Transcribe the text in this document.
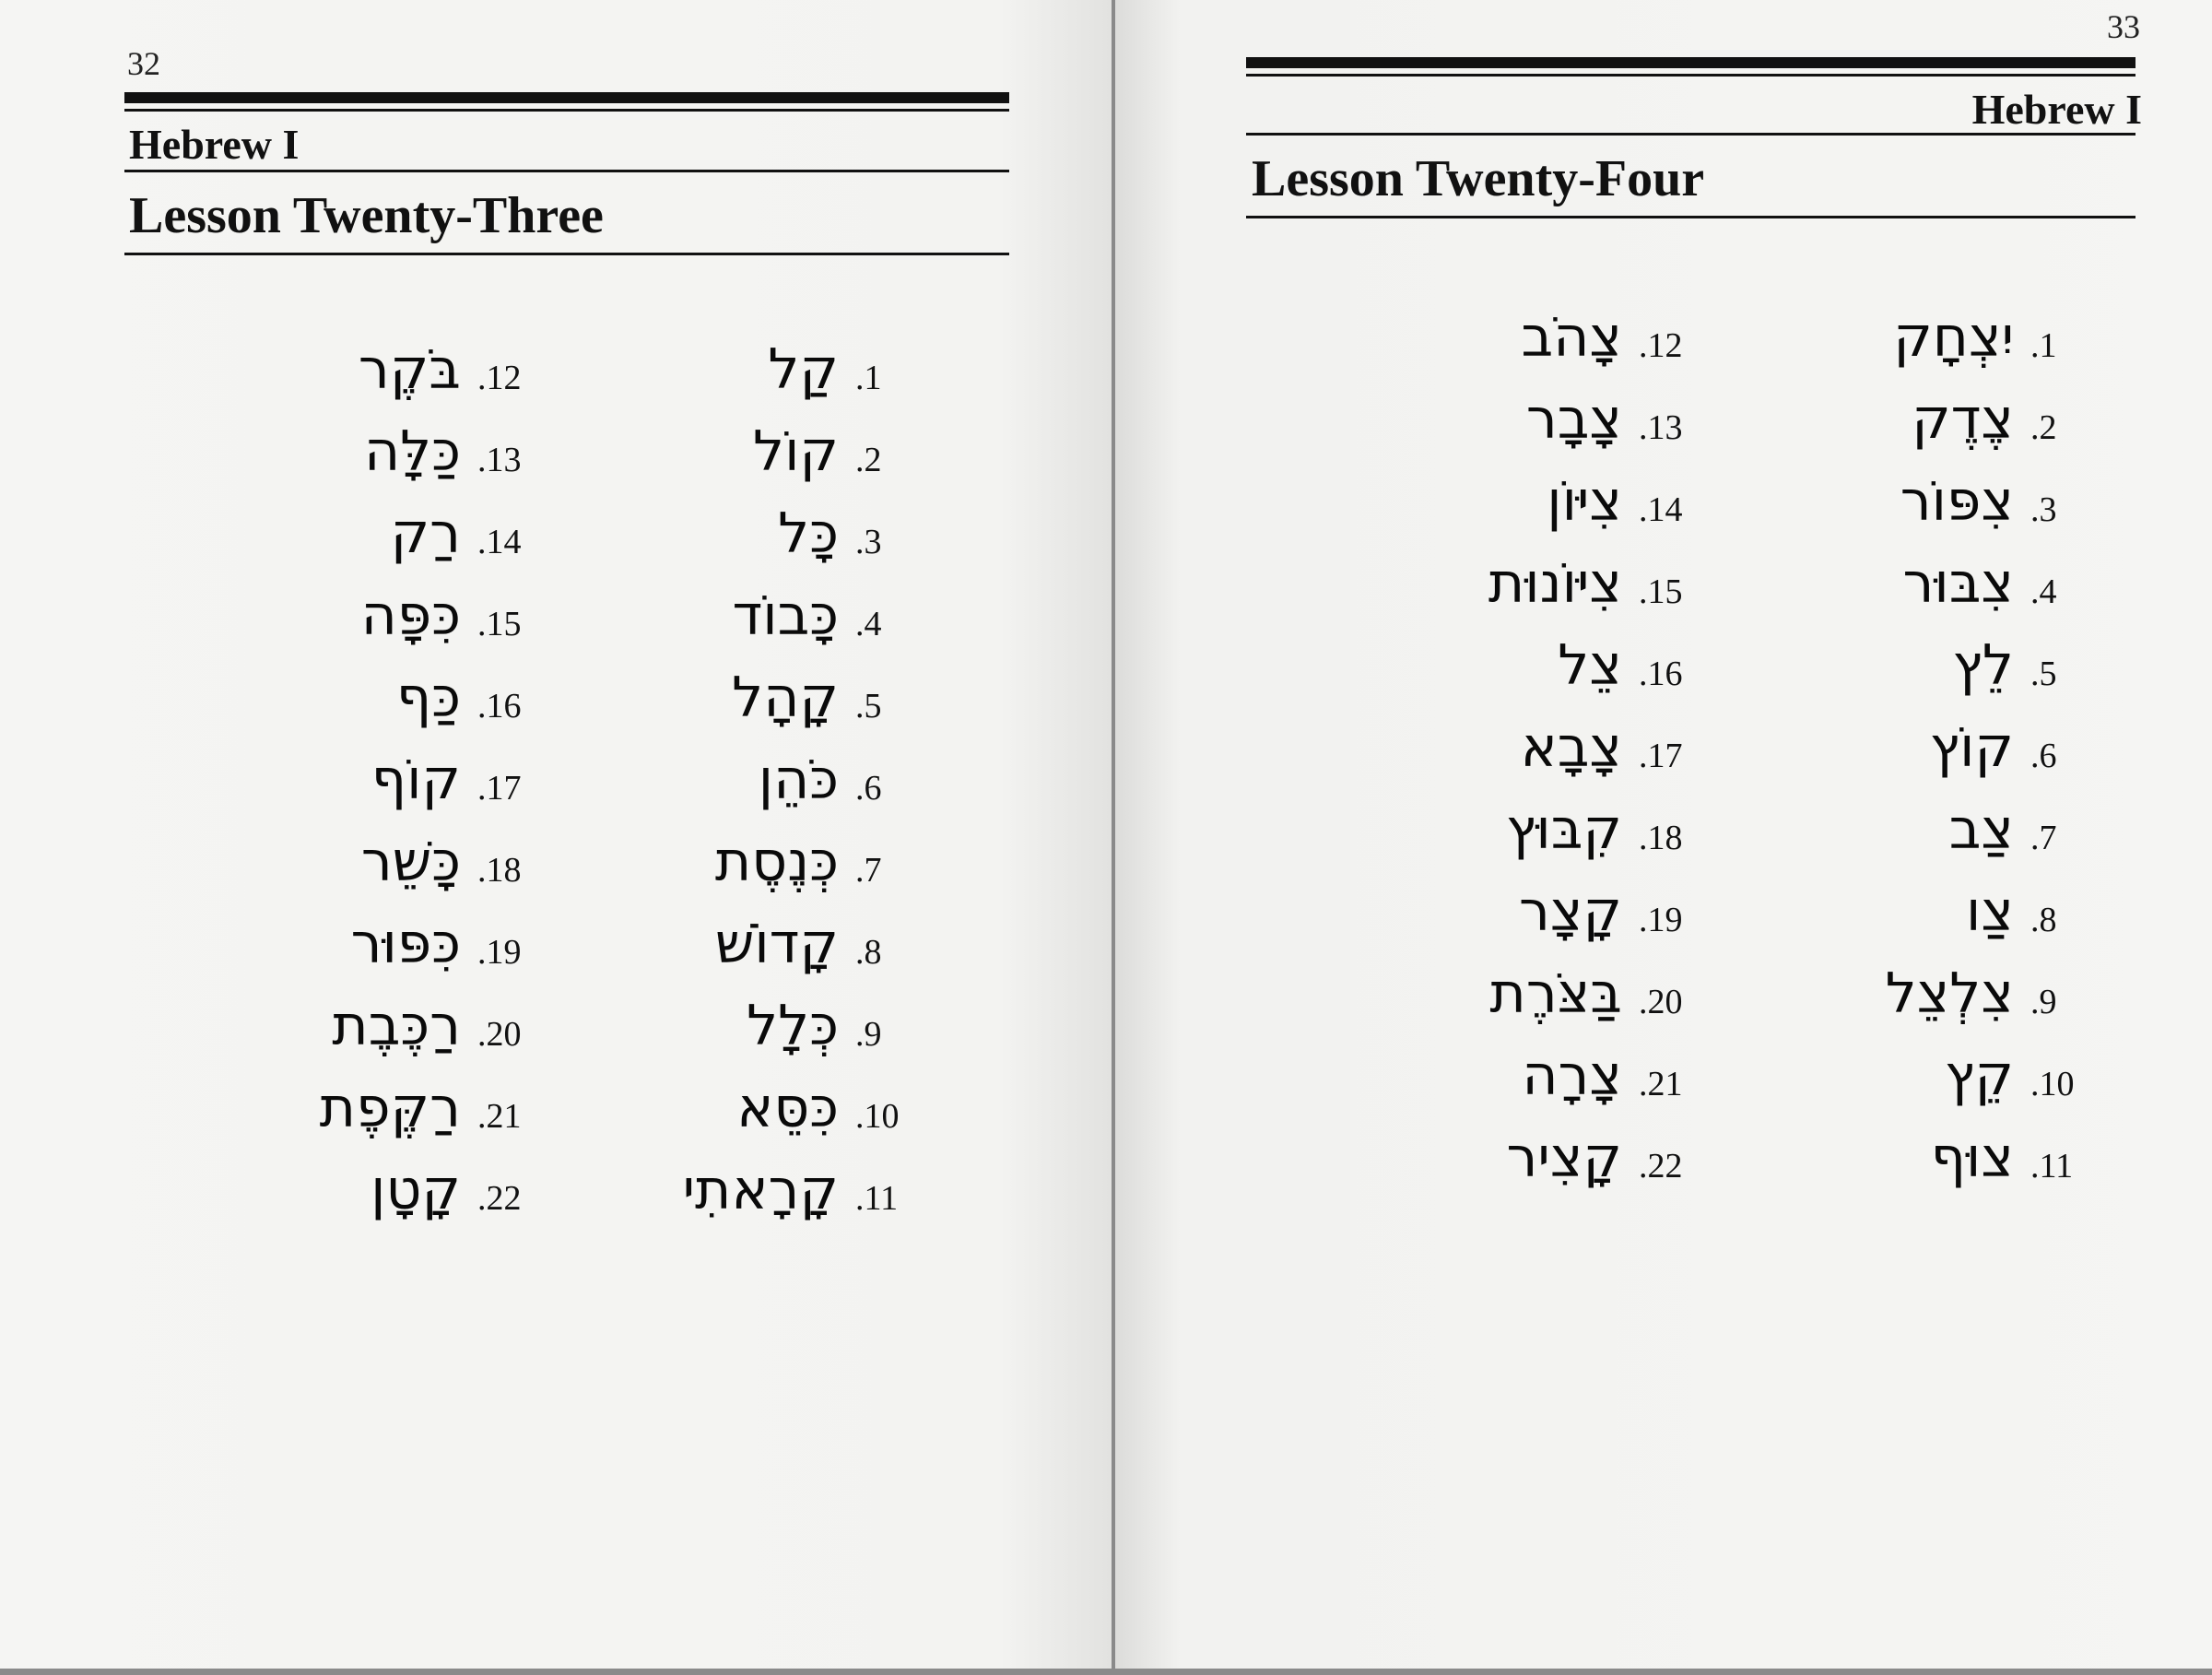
32
Hebrew I
Lesson Twenty-Three
קַל .1
קוֹל .2
כָּל .3
כָּבוֹד .4
קָהָל .5
כֹּהֵן .6
כְּנֶסֶת .7
קָדוֹשׁ .8
כְּלָל .9
כִּסֵּא .10
קָרָאתִי .11
בֹּקֶר .12
כַּלָּה .13
רַק .14
כִּפָּה .15
כַּף .16
קוֹף .17
כָּשֵׁר .18
כִּפּוּר .19
רַכֶּבֶת .20
רַקֶּפֶת .21
קָטָן .22
33
Hebrew I
Lesson Twenty-Four
יִצְחָק .1
צֶדֶק .2
צִפּוֹר .3
צִבּוּר .4
לֵץ .5
קוֹץ .6
צַב .7
צַו .8
צִלְצֵל .9
קֵץ .10
צוּף .11
צָהֹב .12
צָבָר .13
צִיּוֹן .14
צִיּוֹנוּת .15
צֵל .16
צָבָא .17
קִבּוּץ .18
קָצָר .19
בַּצֹּרֶת .20
צָרָה .21
קָצִיר .22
---+---
> Challenge: Repeat the records above verbatim, with no pictures in the result.

> Output of the task:
Transcribe the text in this document.
32
Hebrew I
Lesson Twenty-Three
קַל .1
קוֹל .2
כָּל .3
כָּבוֹד .4
קָהָל .5
כֹּהֵן .6
כְּנֶסֶת .7
קָדוֹשׁ .8
כְּלָל .9
כִּסֵּא .10
קָרָאתִי .11
בֹּקֶר .12
כַּלָּה .13
רַק .14
כִּפָּה .15
כַּף .16
קוֹף .17
כָּשֵׁר .18
כִּפּוּר .19
רַכֶּבֶת .20
רַקֶּפֶת .21
קָטָן .22
33
Hebrew I
Lesson Twenty-Four
יִצְחָק .1
צֶדֶק .2
צִפּוֹר .3
צִבּוּר .4
לֵץ .5
קוֹץ .6
צַב .7
צַו .8
צִלְצֵל .9
קֵץ .10
צוּף .11
צָהֹב .12
צָבָר .13
צִיּוֹן .14
צִיּוֹנוּת .15
צֵל .16
צָבָא .17
קִבּוּץ .18
קָצָר .19
בַּצֹּרֶת .20
צָרָה .21
קָצִיר .22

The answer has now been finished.